# Goal of the exercise
Repeat the listing below in full, exactly as it stands.

___ Material supplied

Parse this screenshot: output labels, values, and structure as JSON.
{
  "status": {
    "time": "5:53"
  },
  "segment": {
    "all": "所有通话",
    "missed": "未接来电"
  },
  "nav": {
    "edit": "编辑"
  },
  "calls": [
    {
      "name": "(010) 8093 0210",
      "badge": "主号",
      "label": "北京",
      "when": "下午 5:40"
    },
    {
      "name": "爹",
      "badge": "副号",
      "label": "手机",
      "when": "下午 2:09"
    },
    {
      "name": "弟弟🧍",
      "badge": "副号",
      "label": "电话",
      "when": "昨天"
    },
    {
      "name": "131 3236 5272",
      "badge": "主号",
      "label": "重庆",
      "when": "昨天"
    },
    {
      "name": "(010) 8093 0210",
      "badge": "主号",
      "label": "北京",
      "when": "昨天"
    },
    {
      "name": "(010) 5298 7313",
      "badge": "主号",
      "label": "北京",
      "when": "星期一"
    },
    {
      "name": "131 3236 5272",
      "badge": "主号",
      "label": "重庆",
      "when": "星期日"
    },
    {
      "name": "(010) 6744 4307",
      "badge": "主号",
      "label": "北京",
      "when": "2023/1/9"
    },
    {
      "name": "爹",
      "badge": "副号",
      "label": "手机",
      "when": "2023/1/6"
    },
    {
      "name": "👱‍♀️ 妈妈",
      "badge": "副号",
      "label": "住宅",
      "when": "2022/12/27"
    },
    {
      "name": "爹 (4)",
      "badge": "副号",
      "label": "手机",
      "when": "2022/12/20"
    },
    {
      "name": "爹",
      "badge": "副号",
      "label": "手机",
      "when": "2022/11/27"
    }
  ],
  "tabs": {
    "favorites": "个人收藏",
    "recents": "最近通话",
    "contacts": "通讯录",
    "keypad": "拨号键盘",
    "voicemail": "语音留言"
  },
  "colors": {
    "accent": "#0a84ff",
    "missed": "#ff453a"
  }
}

______

# Written solution
Parse this screenshot: output labels, values, and structure as JSON.
{
  "status": {
    "time": "5:53"
  },
  "segment": {
    "all": "所有通话",
    "missed": "未接来电"
  },
  "nav": {
    "edit": "编辑"
  },
  "calls": [
    {
      "name": "(010) 8093 0210",
      "badge": "主号",
      "label": "北京",
      "when": "下午 5:40"
    },
    {
      "name": "爹",
      "badge": "副号",
      "label": "手机",
      "when": "下午 2:09"
    },
    {
      "name": "弟弟🧍",
      "badge": "副号",
      "label": "电话",
      "when": "昨天"
    },
    {
      "name": "131 3236 5272",
      "badge": "主号",
      "label": "重庆",
      "when": "昨天"
    },
    {
      "name": "(010) 8093 0210",
      "badge": "主号",
      "label": "北京",
      "when": "昨天"
    },
    {
      "name": "(010) 5298 7313",
      "badge": "主号",
      "label": "北京",
      "when": "星期一"
    },
    {
      "name": "131 3236 5272",
      "badge": "主号",
      "label": "重庆",
      "when": "星期日"
    },
    {
      "name": "(010) 6744 4307",
      "badge": "主号",
      "label": "北京",
      "when": "2023/1/9"
    },
    {
      "name": "爹",
      "badge": "副号",
      "label": "手机",
      "when": "2023/1/6"
    },
    {
      "name": "👱‍♀️ 妈妈",
      "badge": "副号",
      "label": "住宅",
      "when": "2022/12/27"
    },
    {
      "name": "爹 (4)",
      "badge": "副号",
      "label": "手机",
      "when": "2022/12/20"
    },
    {
      "name": "爹",
      "badge": "副号",
      "label": "手机",
      "when": "2022/11/27"
    }
  ],
  "tabs": {
    "favorites": "个人收藏",
    "recents": "最近通话",
    "contacts": "通讯录",
    "keypad": "拨号键盘",
    "voicemail": "语音留言"
  },
  "colors": {
    "accent": "#0a84ff",
    "missed": "#ff453a"
  }
}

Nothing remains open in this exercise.